## Given task
Search the data for the string "text" and gather each line it is in.

########################################

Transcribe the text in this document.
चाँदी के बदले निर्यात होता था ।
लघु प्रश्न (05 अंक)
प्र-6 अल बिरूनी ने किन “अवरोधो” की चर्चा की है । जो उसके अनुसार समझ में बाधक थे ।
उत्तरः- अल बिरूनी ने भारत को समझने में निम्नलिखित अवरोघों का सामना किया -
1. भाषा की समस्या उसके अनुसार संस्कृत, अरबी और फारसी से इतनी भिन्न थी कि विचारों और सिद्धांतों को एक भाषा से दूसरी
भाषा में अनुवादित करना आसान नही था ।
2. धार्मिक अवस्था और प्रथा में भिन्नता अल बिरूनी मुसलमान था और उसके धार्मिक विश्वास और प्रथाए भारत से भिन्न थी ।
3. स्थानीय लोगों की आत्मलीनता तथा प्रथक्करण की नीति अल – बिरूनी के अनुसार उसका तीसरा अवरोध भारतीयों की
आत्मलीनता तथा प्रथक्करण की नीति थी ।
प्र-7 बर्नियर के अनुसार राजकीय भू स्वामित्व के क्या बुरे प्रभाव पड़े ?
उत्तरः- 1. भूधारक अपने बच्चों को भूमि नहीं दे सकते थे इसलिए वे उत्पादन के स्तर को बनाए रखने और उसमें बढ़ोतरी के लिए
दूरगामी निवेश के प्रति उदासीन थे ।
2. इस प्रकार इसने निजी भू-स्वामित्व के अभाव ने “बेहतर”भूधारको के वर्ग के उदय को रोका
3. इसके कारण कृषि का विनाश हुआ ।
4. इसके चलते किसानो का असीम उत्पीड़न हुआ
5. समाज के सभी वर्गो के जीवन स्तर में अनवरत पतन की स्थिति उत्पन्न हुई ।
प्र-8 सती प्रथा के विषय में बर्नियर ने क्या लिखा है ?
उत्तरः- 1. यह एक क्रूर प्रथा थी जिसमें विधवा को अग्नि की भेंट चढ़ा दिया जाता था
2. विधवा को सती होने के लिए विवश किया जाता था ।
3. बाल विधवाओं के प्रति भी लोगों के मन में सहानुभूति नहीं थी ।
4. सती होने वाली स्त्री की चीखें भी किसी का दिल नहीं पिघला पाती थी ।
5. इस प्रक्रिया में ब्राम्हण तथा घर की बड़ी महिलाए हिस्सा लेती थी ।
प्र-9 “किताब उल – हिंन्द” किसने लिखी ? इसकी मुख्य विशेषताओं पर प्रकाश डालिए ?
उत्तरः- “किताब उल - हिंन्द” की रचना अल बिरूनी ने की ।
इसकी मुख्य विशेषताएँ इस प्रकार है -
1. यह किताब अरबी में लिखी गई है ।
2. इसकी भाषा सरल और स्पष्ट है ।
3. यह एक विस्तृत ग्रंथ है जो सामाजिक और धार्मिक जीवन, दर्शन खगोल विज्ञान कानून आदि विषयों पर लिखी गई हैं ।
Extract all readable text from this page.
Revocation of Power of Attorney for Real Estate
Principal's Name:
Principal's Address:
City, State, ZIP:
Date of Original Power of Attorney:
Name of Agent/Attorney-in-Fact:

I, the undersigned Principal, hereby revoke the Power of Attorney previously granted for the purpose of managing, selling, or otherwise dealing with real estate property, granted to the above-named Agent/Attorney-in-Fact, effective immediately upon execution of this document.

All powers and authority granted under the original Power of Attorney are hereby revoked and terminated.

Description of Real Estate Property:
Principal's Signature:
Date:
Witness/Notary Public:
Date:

########################################

## Completed task
Transcribe the text in this document.
Extract all readable text from this page.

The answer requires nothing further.